**Entries supplied:**
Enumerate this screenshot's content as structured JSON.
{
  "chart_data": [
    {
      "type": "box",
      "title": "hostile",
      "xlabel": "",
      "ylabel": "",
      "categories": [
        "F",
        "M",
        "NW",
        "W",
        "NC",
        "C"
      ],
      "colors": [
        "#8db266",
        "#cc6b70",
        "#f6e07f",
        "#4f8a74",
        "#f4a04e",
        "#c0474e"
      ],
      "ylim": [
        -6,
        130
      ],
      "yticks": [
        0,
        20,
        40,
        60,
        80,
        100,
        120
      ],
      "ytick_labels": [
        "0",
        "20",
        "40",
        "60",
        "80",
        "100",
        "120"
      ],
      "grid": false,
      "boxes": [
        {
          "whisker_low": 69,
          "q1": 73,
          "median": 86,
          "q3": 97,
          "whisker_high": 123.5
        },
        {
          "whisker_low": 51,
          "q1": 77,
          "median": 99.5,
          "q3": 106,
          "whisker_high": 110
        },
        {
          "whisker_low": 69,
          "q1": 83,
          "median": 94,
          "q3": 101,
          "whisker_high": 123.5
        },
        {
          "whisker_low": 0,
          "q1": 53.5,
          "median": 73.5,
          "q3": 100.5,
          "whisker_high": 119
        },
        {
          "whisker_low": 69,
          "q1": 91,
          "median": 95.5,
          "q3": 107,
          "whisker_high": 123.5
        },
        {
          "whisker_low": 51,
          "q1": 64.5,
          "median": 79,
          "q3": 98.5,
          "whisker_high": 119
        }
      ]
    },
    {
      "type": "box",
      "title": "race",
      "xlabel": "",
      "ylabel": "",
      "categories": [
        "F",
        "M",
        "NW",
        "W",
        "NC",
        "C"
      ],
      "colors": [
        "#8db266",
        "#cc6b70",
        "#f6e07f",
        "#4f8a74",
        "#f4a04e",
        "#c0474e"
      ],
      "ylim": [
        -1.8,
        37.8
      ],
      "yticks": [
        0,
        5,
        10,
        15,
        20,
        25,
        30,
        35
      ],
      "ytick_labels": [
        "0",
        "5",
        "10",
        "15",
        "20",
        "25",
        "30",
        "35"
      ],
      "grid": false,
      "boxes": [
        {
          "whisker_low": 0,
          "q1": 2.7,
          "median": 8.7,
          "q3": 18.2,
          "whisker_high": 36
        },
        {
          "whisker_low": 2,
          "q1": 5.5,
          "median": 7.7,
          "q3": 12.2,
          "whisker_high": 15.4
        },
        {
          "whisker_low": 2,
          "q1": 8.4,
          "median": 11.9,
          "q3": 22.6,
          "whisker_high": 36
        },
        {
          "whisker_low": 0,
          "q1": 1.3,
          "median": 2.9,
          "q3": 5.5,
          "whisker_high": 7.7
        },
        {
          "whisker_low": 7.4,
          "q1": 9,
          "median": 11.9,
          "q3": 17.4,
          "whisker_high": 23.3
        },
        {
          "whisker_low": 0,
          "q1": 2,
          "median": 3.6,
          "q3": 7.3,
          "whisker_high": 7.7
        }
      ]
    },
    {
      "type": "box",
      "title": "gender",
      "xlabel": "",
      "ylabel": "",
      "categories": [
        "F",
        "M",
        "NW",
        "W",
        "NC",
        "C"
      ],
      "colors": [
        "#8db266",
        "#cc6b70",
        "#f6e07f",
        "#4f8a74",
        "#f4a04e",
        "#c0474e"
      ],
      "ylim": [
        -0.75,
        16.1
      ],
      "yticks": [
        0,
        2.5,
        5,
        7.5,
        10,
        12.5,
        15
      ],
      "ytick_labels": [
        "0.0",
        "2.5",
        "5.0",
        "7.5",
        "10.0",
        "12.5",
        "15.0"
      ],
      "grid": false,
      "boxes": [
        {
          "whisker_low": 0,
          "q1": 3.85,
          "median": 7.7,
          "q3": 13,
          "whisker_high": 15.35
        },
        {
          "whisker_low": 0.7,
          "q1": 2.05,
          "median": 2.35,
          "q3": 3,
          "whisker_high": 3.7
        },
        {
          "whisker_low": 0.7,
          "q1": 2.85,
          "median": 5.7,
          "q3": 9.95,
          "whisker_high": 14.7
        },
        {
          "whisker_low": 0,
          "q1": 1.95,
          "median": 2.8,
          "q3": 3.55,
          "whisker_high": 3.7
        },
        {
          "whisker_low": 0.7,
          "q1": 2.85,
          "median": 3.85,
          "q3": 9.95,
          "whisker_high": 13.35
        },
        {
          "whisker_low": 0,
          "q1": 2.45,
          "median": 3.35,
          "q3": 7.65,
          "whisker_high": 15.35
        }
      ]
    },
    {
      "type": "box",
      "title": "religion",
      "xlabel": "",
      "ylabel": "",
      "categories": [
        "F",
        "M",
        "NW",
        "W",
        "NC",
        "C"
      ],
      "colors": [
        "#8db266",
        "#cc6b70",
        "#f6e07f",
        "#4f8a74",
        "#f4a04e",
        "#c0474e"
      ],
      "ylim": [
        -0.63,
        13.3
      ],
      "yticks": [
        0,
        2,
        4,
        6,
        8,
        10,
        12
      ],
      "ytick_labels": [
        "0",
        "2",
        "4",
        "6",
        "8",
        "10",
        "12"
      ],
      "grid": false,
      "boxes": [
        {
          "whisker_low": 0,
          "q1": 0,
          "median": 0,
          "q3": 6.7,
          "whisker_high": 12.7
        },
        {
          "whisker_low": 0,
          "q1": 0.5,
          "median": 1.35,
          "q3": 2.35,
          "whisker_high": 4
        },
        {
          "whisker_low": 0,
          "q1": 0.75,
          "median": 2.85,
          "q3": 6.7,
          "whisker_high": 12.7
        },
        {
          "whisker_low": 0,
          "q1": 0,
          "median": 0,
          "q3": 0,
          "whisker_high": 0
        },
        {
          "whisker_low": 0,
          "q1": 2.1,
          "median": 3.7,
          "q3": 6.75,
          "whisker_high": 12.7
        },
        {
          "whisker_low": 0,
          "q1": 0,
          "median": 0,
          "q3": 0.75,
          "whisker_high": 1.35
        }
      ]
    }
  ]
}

**Description of the task:** Above are some records. Print them all exactly.

**Correct answer:**
Enumerate this screenshot's content as structured JSON.
{
  "chart_data": [
    {
      "type": "box",
      "title": "hostile",
      "xlabel": "",
      "ylabel": "",
      "categories": [
        "F",
        "M",
        "NW",
        "W",
        "NC",
        "C"
      ],
      "colors": [
        "#8db266",
        "#cc6b70",
        "#f6e07f",
        "#4f8a74",
        "#f4a04e",
        "#c0474e"
      ],
      "ylim": [
        -6,
        130
      ],
      "yticks": [
        0,
        20,
        40,
        60,
        80,
        100,
        120
      ],
      "ytick_labels": [
        "0",
        "20",
        "40",
        "60",
        "80",
        "100",
        "120"
      ],
      "grid": false,
      "boxes": [
        {
          "whisker_low": 69,
          "q1": 73,
          "median": 86,
          "q3": 97,
          "whisker_high": 123.5
        },
        {
          "whisker_low": 51,
          "q1": 77,
          "median": 99.5,
          "q3": 106,
          "whisker_high": 110
        },
        {
          "whisker_low": 69,
          "q1": 83,
          "median": 94,
          "q3": 101,
          "whisker_high": 123.5
        },
        {
          "whisker_low": 0,
          "q1": 53.5,
          "median": 73.5,
          "q3": 100.5,
          "whisker_high": 119
        },
        {
          "whisker_low": 69,
          "q1": 91,
          "median": 95.5,
          "q3": 107,
          "whisker_high": 123.5
        },
        {
          "whisker_low": 51,
          "q1": 64.5,
          "median": 79,
          "q3": 98.5,
          "whisker_high": 119
        }
      ]
    },
    {
      "type": "box",
      "title": "race",
      "xlabel": "",
      "ylabel": "",
      "categories": [
        "F",
        "M",
        "NW",
        "W",
        "NC",
        "C"
      ],
      "colors": [
        "#8db266",
        "#cc6b70",
        "#f6e07f",
        "#4f8a74",
        "#f4a04e",
        "#c0474e"
      ],
      "ylim": [
        -1.8,
        37.8
      ],
      "yticks": [
        0,
        5,
        10,
        15,
        20,
        25,
        30,
        35
      ],
      "ytick_labels": [
        "0",
        "5",
        "10",
        "15",
        "20",
        "25",
        "30",
        "35"
      ],
      "grid": false,
      "boxes": [
        {
          "whisker_low": 0,
          "q1": 2.7,
          "median": 8.7,
          "q3": 18.2,
          "whisker_high": 36
        },
        {
          "whisker_low": 2,
          "q1": 5.5,
          "median": 7.7,
          "q3": 12.2,
          "whisker_high": 15.4
        },
        {
          "whisker_low": 2,
          "q1": 8.4,
          "median": 11.9,
          "q3": 22.6,
          "whisker_high": 36
        },
        {
          "whisker_low": 0,
          "q1": 1.3,
          "median": 2.9,
          "q3": 5.5,
          "whisker_high": 7.7
        },
        {
          "whisker_low": 7.4,
          "q1": 9,
          "median": 11.9,
          "q3": 17.4,
          "whisker_high": 23.3
        },
        {
          "whisker_low": 0,
          "q1": 2,
          "median": 3.6,
          "q3": 7.3,
          "whisker_high": 7.7
        }
      ]
    },
    {
      "type": "box",
      "title": "gender",
      "xlabel": "",
      "ylabel": "",
      "categories": [
        "F",
        "M",
        "NW",
        "W",
        "NC",
        "C"
      ],
      "colors": [
        "#8db266",
        "#cc6b70",
        "#f6e07f",
        "#4f8a74",
        "#f4a04e",
        "#c0474e"
      ],
      "ylim": [
        -0.75,
        16.1
      ],
      "yticks": [
        0,
        2.5,
        5,
        7.5,
        10,
        12.5,
        15
      ],
      "ytick_labels": [
        "0.0",
        "2.5",
        "5.0",
        "7.5",
        "10.0",
        "12.5",
        "15.0"
      ],
      "grid": false,
      "boxes": [
        {
          "whisker_low": 0,
          "q1": 3.85,
          "median": 7.7,
          "q3": 13,
          "whisker_high": 15.35
        },
        {
          "whisker_low": 0.7,
          "q1": 2.05,
          "median": 2.35,
          "q3": 3,
          "whisker_high": 3.7
        },
        {
          "whisker_low": 0.7,
          "q1": 2.85,
          "median": 5.7,
          "q3": 9.95,
          "whisker_high": 14.7
        },
        {
          "whisker_low": 0,
          "q1": 1.95,
          "median": 2.8,
          "q3": 3.55,
          "whisker_high": 3.7
        },
        {
          "whisker_low": 0.7,
          "q1": 2.85,
          "median": 3.85,
          "q3": 9.95,
          "whisker_high": 13.35
        },
        {
          "whisker_low": 0,
          "q1": 2.45,
          "median": 3.35,
          "q3": 7.65,
          "whisker_high": 15.35
        }
      ]
    },
    {
      "type": "box",
      "title": "religion",
      "xlabel": "",
      "ylabel": "",
      "categories": [
        "F",
        "M",
        "NW",
        "W",
        "NC",
        "C"
      ],
      "colors": [
        "#8db266",
        "#cc6b70",
        "#f6e07f",
        "#4f8a74",
        "#f4a04e",
        "#c0474e"
      ],
      "ylim": [
        -0.63,
        13.3
      ],
      "yticks": [
        0,
        2,
        4,
        6,
        8,
        10,
        12
      ],
      "ytick_labels": [
        "0",
        "2",
        "4",
        "6",
        "8",
        "10",
        "12"
      ],
      "grid": false,
      "boxes": [
        {
          "whisker_low": 0,
          "q1": 0,
          "median": 0,
          "q3": 6.7,
          "whisker_high": 12.7
        },
        {
          "whisker_low": 0,
          "q1": 0.5,
          "median": 1.35,
          "q3": 2.35,
          "whisker_high": 4
        },
        {
          "whisker_low": 0,
          "q1": 0.75,
          "median": 2.85,
          "q3": 6.7,
          "whisker_high": 12.7
        },
        {
          "whisker_low": 0,
          "q1": 0,
          "median": 0,
          "q3": 0,
          "whisker_high": 0
        },
        {
          "whisker_low": 0,
          "q1": 2.1,
          "median": 3.7,
          "q3": 6.75,
          "whisker_high": 12.7
        },
        {
          "whisker_low": 0,
          "q1": 0,
          "median": 0,
          "q3": 0.75,
          "whisker_high": 1.35
        }
      ]
    }
  ]
}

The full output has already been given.